> _DIRECTIONS_
1. In the account of the harassment case, which lawyer did Deo think they should hire?
2. Pick up the account of the Delhi High Court harassment case at its final sentence and carry the story forward.

> _SUPPLIED PASSAGE_

· · · · · · ·

I remember feeling this way when we represented a senior British journalist of a global news agency. He had hired an attractive secretary and was rewarded with the kind of soulsatisfying flirtation that only those with great ambition but limited performance can experience. He failed to see that the lady’s close attentiveness was mere courtesy to the boss... He claimed that over a period of time, she demanded more and more perks, benefits, days off and pay hikes. When he couldn’t deal with her demands any more, they had a terrible row in the office at which point he sacked her. That was a big mistake. Whatever their relationship was, she never claimed it was sexual, because in no time she had slapped a case of wrongful termination on him.
She made a simple case. The man was pursuing her for sexual gratification and when she failed to succumb, he sacked her. She now wanted damages, big fat damages.
For those with an abiding interest in illicit sex in office cabins, here is a bit of gratuitous advice. If you are compromised and unable to deliver on the quid pro quo you promised your amorous interest, project yourself as powerless, professionally diminished and unable to meet the lady’s demands. Take the humiliation, grovel and roll about in the slime. Encourage the lady to leave for greener pastures, even help her with contacts, but never — repeat never — end it in a row. Hell hath no fury like a lady seduced and then ripped off.
As far as I know, this was the first sexual harassment case in the Delhi High Court and the judge’s principal response was embarrassment. The lady wanted immediate reinstatement pending adjudication of her money claim. What’s more, she wanted the English journalist’s passport seized to prevent him from skipping the country. He wet his pants in horror. Deo thought we should hire Ashok Sen, undoubtedly one of India’s top lawyers, because there really were no budgetary constraints. Sen accepted the brief.

· · · · · · ·

Items stored from a collection
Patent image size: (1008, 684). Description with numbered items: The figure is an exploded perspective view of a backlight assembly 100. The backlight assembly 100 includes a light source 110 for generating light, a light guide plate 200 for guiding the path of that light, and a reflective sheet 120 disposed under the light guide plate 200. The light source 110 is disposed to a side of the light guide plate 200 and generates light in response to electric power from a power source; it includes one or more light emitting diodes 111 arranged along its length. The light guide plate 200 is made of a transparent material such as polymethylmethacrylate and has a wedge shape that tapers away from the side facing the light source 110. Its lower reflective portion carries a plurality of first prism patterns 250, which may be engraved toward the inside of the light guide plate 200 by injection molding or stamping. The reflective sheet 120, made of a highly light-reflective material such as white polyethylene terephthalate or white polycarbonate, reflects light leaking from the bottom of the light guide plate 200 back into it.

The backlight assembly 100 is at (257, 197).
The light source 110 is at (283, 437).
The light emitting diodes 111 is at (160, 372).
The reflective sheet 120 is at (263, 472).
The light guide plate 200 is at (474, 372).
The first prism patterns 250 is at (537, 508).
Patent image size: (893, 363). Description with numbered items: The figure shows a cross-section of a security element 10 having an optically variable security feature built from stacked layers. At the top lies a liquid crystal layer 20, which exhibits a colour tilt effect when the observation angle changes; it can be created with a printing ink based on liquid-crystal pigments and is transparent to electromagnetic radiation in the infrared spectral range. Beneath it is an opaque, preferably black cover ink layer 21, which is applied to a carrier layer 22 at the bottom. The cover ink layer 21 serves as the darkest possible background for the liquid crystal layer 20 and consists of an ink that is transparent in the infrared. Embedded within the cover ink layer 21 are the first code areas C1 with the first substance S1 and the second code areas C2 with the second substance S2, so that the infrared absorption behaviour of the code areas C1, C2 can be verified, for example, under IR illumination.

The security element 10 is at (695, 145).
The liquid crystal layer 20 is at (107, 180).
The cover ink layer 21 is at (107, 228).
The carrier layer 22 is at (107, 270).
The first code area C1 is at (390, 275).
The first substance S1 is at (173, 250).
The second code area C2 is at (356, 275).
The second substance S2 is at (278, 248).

· · · · · · ·

> _FINAL ANSWERS_
1. Ashok Sen

2.
Ashok Sen was quite a personality. My favourite Sen story is the time he showed up at a trial court to argue a case while it was in session. The poor magistrate took one look at him and jumped to his feet. Sen was sardonic as sin as he addressed the judge in his most clipped Oxbridge accent: ‘It is not the custom of the law for the Bench to rise for the Bar, my lord.’ Trust Sen to chuck a wicked ‘my lord’ at the bottom of the pecking order of judges! The judge shifted from foot to foot for a moment, and then sat down in confusion. In time, his confusion changed to pleasure. I mean, here was the great Ashok Sen, appearing in his court. When Sen’s case was called for hearing, the judge extended a friendly welcome and told him he was happy to hear his arguments. Sen was unmoved. ‘We are but lawyers, my lord, and appear everywhere. For the price of my professional fees, I will address a lamp post,’ he said. The guy who told me this story was convinced the judge never quite cut through the Queen’s English or the case would not have been won.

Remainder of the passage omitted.